Task input:

* Begin *

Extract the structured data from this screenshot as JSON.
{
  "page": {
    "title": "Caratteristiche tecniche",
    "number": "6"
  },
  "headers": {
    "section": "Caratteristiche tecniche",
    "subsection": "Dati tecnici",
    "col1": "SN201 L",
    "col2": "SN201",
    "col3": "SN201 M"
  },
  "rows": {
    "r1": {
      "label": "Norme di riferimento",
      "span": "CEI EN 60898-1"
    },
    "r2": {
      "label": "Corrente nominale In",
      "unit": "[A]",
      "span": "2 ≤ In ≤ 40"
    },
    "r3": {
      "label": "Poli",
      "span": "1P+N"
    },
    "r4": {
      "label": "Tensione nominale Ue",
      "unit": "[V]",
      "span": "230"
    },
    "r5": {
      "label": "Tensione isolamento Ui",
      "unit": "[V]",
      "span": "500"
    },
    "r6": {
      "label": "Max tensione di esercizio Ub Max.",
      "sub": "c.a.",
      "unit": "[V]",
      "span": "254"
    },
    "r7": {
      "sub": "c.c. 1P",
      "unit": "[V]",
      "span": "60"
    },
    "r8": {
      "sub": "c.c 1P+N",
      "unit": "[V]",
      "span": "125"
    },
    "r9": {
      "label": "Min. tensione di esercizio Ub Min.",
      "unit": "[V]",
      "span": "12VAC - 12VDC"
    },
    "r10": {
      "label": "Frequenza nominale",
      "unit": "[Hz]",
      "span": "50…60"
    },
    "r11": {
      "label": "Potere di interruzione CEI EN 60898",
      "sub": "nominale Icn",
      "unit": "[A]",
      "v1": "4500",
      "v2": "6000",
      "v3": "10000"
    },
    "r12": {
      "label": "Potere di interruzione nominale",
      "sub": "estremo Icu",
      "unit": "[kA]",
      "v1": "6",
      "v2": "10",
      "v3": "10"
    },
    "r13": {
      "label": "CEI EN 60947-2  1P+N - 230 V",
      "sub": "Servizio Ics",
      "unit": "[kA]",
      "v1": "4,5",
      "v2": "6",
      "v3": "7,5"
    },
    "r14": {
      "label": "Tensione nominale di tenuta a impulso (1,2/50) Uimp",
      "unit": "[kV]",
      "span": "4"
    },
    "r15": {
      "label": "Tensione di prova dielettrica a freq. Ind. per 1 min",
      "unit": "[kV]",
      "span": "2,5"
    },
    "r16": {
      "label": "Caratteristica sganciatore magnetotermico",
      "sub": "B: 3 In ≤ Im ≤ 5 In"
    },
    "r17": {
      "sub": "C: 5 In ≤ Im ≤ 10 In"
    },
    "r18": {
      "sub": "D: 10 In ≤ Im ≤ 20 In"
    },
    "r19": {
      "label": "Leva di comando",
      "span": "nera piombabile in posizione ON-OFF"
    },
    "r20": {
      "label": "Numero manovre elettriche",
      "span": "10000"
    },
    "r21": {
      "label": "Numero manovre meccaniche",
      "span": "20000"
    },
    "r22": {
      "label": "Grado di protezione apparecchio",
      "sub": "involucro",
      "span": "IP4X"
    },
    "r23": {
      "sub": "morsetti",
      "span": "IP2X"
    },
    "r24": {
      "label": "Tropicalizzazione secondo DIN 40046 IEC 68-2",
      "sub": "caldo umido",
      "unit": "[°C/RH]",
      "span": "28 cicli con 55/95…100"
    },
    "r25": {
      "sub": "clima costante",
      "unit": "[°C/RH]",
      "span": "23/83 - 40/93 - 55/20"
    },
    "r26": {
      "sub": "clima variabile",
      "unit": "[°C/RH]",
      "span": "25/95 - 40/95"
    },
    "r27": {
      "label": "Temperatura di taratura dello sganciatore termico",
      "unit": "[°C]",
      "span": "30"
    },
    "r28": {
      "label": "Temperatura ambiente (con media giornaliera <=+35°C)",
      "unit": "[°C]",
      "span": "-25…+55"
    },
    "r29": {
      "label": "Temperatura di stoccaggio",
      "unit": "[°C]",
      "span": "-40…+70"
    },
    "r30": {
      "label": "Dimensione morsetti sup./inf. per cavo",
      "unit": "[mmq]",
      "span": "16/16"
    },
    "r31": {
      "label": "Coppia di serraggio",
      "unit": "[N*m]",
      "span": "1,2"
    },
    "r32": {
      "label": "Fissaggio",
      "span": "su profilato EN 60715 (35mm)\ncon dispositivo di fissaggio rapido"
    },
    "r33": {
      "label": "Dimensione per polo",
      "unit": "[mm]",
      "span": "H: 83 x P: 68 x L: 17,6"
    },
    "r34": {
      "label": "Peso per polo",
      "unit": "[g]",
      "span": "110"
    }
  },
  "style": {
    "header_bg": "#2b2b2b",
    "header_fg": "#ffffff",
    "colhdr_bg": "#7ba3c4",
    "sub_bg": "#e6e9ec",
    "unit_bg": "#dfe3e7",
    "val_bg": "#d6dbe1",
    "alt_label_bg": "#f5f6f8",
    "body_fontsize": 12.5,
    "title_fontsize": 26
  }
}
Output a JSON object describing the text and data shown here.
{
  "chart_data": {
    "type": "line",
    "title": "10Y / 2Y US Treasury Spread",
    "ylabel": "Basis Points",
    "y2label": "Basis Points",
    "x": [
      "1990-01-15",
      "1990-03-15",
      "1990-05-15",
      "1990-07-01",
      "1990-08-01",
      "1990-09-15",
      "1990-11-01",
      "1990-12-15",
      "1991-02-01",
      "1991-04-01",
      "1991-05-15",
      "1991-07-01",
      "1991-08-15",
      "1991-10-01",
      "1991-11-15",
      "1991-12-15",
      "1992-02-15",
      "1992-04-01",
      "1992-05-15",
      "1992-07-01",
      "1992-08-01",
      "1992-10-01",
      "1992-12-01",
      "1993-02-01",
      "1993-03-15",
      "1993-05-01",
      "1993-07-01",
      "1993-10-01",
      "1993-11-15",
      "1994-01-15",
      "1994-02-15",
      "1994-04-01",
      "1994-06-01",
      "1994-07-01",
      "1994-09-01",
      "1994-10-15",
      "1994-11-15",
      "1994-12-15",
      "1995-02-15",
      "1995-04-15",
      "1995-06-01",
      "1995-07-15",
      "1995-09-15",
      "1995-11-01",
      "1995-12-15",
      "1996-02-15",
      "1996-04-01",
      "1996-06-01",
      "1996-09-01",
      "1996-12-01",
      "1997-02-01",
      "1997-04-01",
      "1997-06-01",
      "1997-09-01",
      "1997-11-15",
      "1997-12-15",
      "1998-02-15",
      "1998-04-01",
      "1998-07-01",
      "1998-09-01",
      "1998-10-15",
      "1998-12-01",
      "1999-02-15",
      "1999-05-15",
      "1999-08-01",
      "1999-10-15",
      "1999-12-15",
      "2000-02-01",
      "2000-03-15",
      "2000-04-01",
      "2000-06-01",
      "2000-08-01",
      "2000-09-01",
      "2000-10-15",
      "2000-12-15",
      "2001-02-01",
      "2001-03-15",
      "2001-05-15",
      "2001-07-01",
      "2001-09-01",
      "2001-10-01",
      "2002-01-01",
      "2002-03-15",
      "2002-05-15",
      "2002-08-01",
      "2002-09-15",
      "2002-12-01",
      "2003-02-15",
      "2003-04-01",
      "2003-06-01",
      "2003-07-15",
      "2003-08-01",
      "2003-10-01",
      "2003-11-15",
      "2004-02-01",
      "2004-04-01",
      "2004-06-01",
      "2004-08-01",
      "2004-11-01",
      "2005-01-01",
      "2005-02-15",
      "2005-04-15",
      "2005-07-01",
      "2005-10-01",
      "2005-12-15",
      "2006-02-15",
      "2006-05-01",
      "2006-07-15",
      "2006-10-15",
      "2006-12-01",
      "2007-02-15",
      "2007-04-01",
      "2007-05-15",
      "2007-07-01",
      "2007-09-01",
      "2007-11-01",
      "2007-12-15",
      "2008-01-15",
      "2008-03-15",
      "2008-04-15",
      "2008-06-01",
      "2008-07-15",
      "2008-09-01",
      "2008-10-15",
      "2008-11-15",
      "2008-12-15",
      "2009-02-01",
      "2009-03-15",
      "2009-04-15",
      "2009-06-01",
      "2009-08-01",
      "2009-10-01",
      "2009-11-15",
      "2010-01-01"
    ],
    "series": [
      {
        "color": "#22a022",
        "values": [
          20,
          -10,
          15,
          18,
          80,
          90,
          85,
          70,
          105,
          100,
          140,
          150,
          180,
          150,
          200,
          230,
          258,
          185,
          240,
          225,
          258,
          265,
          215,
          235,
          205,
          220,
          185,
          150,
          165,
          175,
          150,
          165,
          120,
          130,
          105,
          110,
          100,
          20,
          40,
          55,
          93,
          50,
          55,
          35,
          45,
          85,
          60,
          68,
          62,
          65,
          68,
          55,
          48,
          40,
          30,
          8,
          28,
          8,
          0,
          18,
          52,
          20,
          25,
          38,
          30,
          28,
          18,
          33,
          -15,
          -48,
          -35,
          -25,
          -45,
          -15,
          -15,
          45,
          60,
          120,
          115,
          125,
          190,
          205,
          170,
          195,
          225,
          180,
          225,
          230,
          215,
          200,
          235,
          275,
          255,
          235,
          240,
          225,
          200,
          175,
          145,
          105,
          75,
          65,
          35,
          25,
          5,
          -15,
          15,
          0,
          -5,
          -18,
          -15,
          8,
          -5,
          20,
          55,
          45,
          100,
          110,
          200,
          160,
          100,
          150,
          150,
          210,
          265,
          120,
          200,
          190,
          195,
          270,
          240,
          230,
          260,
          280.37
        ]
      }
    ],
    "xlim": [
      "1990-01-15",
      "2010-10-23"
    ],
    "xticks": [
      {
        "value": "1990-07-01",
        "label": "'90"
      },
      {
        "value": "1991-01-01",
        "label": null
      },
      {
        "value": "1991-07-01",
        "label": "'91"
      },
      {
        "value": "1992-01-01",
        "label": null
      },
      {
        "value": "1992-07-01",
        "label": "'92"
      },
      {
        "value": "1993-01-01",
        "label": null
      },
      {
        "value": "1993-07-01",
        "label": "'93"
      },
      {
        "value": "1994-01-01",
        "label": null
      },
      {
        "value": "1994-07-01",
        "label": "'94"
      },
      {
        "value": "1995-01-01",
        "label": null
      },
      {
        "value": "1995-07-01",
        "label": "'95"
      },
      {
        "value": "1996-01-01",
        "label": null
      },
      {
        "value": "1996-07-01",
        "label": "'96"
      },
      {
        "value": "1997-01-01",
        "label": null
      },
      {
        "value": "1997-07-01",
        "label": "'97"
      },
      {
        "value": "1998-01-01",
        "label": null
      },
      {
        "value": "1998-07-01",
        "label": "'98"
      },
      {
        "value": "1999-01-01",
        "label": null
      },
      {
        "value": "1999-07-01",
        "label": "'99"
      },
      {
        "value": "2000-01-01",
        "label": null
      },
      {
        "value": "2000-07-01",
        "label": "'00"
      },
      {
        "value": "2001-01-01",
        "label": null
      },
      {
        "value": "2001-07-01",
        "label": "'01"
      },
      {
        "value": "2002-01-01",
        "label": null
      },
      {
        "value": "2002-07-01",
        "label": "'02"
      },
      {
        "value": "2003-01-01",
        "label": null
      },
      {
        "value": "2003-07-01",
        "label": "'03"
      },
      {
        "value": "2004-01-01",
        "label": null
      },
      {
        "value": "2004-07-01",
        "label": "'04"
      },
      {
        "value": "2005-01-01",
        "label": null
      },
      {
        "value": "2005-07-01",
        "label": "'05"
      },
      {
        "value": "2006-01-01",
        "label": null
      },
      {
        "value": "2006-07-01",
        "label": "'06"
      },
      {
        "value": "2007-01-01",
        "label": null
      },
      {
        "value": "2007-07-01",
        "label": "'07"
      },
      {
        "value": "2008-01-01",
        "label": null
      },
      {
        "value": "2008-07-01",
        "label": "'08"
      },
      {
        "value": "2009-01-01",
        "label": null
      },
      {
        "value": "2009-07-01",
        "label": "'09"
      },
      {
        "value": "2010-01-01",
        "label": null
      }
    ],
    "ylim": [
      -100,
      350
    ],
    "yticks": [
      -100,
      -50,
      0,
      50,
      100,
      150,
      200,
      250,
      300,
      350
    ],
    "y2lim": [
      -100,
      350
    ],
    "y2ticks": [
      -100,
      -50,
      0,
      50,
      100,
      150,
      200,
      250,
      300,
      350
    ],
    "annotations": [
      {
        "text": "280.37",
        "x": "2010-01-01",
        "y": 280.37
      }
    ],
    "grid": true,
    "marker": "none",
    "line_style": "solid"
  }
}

* End *

Challenge: Which lines hold the word "sganciatore"? Return all of them from the records above.

Answer to this exercise:
      "label": "Caratteristica sganciatore magnetotermico",
      "label": "Temperatura di taratura dello sganciatore termico",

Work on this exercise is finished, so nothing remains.